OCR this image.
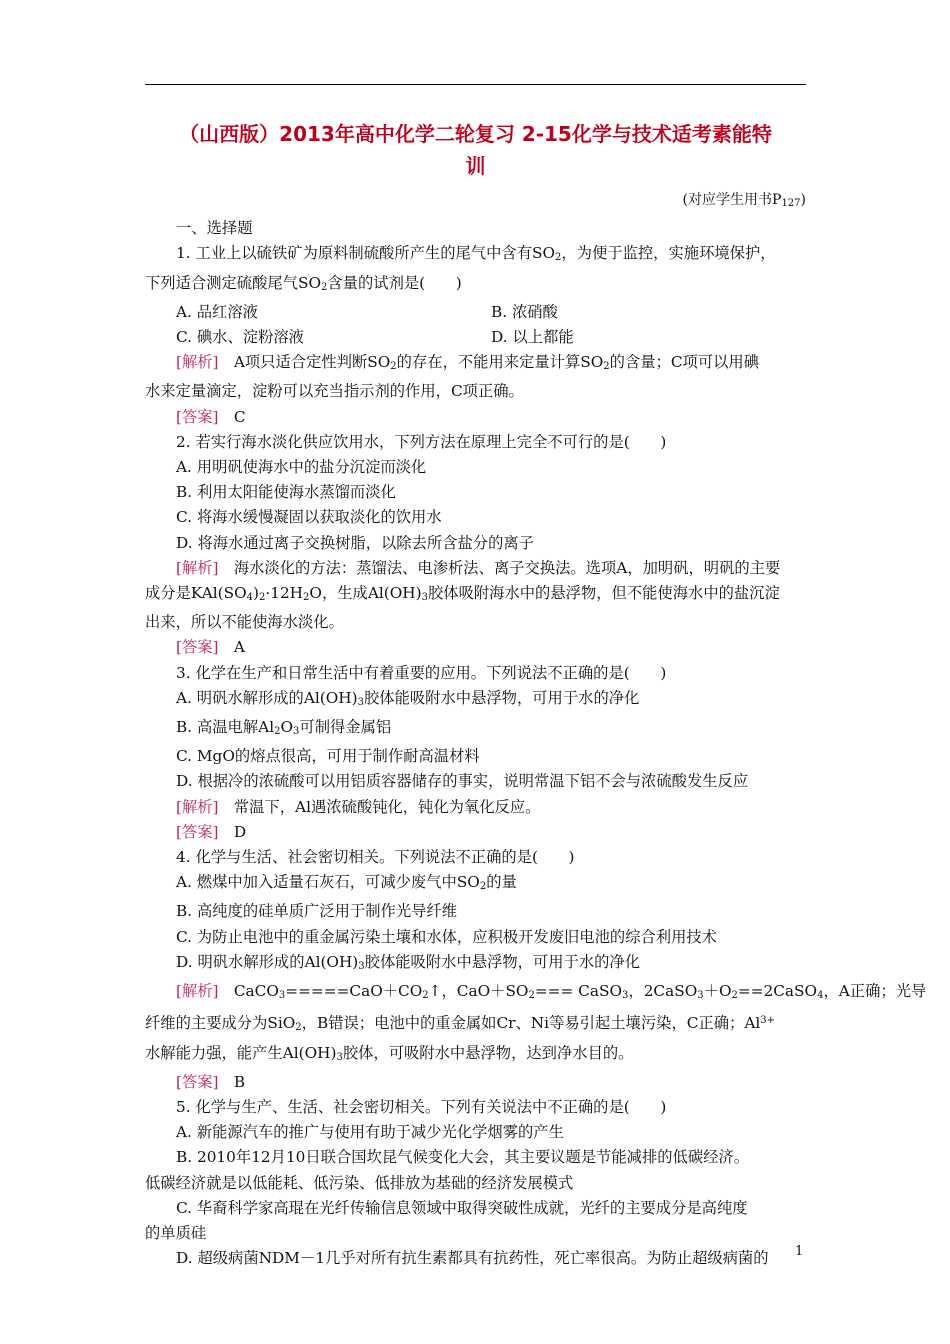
（山西版）2013年高中化学二轮复习 2-15化学与技术适考素能特
训
(对应学生用书$P_{127}$)
一、选择题
1. 工业上以硫铁矿为原料制硫酸所产生的尾气中含有$SO_2$，为便于监控，实施环境保护，
下列适合测定硫酸尾气$SO_2$含量的试剂是(　　)
A. 品红溶液	B. 浓硝酸
C. 碘水、淀粉溶液	D. 以上都能
[解析]　 A项只适合定性判断$SO_2$的存在，不能用来定量计算$SO_2$的含量；C项可以用碘
水来定量滴定，淀粉可以充当指示剂的作用，C项正确。
[答案]　 C
2. 若实行海水淡化供应饮用水，下列方法在原理上完全不可行的是(　　)
A. 用明矾使海水中的盐分沉淀而淡化
B. 利用太阳能使海水蒸馏而淡化
C. 将海水缓慢凝固以获取淡化的饮用水
D. 将海水通过离子交换树脂，以除去所含盐分的离子
[解析]　 海水淡化的方法：蒸馏法、电渗析法、离子交换法。选项A，加明矾，明矾的主要
成分是$KAl(SO_4)_2\cdot 12H_2O$，生成$Al(OH)_3$胶体吸附海水中的悬浮物，但不能使海水中的盐沉淀
出来，所以不能使海水淡化。
[答案]　 A
3. 化学在生产和日常生活中有着重要的应用。下列说法不正确的是(　　)
A. 明矾水解形成的$Al(OH)_3$胶体能吸附水中悬浮物，可用于水的净化
B. 高温电解$Al_2O_3$可制得金属铝
C. MgO的熔点很高，可用于制作耐高温材料
D. 根据冷的浓硫酸可以用铝质容器储存的事实，说明常温下铝不会与浓硫酸发生反应
[解析]　 常温下，Al遇浓硫酸钝化，钝化为氧化反应。
[答案]　 D
4. 化学与生活、社会密切相关。下列说法不正确的是(　　)
A. 燃煤中加入适量石灰石，可减少废气中$SO_2$的量
B. 高纯度的硅单质广泛用于制作光导纤维
C. 为防止电池中的重金属污染土壤和水体，应积极开发废旧电池的综合利用技术
D. 明矾水解形成的$Al(OH)_3$胶体能吸附水中悬浮物，可用于水的净化
[解析]　 $CaCO_3=====CaO+CO_2↑$，$CaO+SO_2===$ CaSO$_3$，$2CaSO_3+O_2==2CaSO_4$，A正确；光导
纤维的主要成分为SiO$_2$，B错误；电池中的重金属如Cr、Ni等易引起土壤污染，C正确；$Al^{3+}$
水解能力强，能产生$Al(OH)_3$胶体，可吸附水中悬浮物，达到净水目的。
[答案]　 B
5. 化学与生产、生活、社会密切相关。下列有关说法中不正确的是(　　)
A. 新能源汽车的推广与使用有助于减少光化学烟雾的产生
B. 2010年12月10日联合国坎昆气候变化大会，其主要议题是节能减排的低碳经济。
低碳经济就是以低能耗、低污染、低排放为基础的经济发展模式
C. 华裔科学家高琨在光纤传输信息领域中取得突破性成就，光纤的主要成分是高纯度
的单质硅
D. 超级病菌NDM－1几乎对所有抗生素都具有抗药性，死亡率很高。为防止超级病菌的	1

WHAT YOU HAVE TO DO: Set the entries down again exactly. Do not include the images.

TASK SOLUTION:
OCR this image.
（山西版）2013年高中化学二轮复习 2-15化学与技术适考素能特
训
(对应学生用书$P_{127}$)
一、选择题
1. 工业上以硫铁矿为原料制硫酸所产生的尾气中含有$SO_2$，为便于监控，实施环境保护，
下列适合测定硫酸尾气$SO_2$含量的试剂是(　　)
A. 品红溶液	B. 浓硝酸
C. 碘水、淀粉溶液	D. 以上都能
[解析]　 A项只适合定性判断$SO_2$的存在，不能用来定量计算$SO_2$的含量；C项可以用碘
水来定量滴定，淀粉可以充当指示剂的作用，C项正确。
[答案]　 C
2. 若实行海水淡化供应饮用水，下列方法在原理上完全不可行的是(　　)
A. 用明矾使海水中的盐分沉淀而淡化
B. 利用太阳能使海水蒸馏而淡化
C. 将海水缓慢凝固以获取淡化的饮用水
D. 将海水通过离子交换树脂，以除去所含盐分的离子
[解析]　 海水淡化的方法：蒸馏法、电渗析法、离子交换法。选项A，加明矾，明矾的主要
成分是$KAl(SO_4)_2\cdot 12H_2O$，生成$Al(OH)_3$胶体吸附海水中的悬浮物，但不能使海水中的盐沉淀
出来，所以不能使海水淡化。
[答案]　 A
3. 化学在生产和日常生活中有着重要的应用。下列说法不正确的是(　　)
A. 明矾水解形成的$Al(OH)_3$胶体能吸附水中悬浮物，可用于水的净化
B. 高温电解$Al_2O_3$可制得金属铝
C. MgO的熔点很高，可用于制作耐高温材料
D. 根据冷的浓硫酸可以用铝质容器储存的事实，说明常温下铝不会与浓硫酸发生反应
[解析]　 常温下，Al遇浓硫酸钝化，钝化为氧化反应。
[答案]　 D
4. 化学与生活、社会密切相关。下列说法不正确的是(　　)
A. 燃煤中加入适量石灰石，可减少废气中$SO_2$的量
B. 高纯度的硅单质广泛用于制作光导纤维
C. 为防止电池中的重金属污染土壤和水体，应积极开发废旧电池的综合利用技术
D. 明矾水解形成的$Al(OH)_3$胶体能吸附水中悬浮物，可用于水的净化
[解析]　 $CaCO_3=====CaO+CO_2↑$，$CaO+SO_2===$ CaSO$_3$，$2CaSO_3+O_2==2CaSO_4$，A正确；光导
纤维的主要成分为SiO$_2$，B错误；电池中的重金属如Cr、Ni等易引起土壤污染，C正确；$Al^{3+}$
水解能力强，能产生$Al(OH)_3$胶体，可吸附水中悬浮物，达到净水目的。
[答案]　 B
5. 化学与生产、生活、社会密切相关。下列有关说法中不正确的是(　　)
A. 新能源汽车的推广与使用有助于减少光化学烟雾的产生
B. 2010年12月10日联合国坎昆气候变化大会，其主要议题是节能减排的低碳经济。
低碳经济就是以低能耗、低污染、低排放为基础的经济发展模式
C. 华裔科学家高琨在光纤传输信息领域中取得突破性成就，光纤的主要成分是高纯度
的单质硅
D. 超级病菌NDM－1几乎对所有抗生素都具有抗药性，死亡率很高。为防止超级病菌的	1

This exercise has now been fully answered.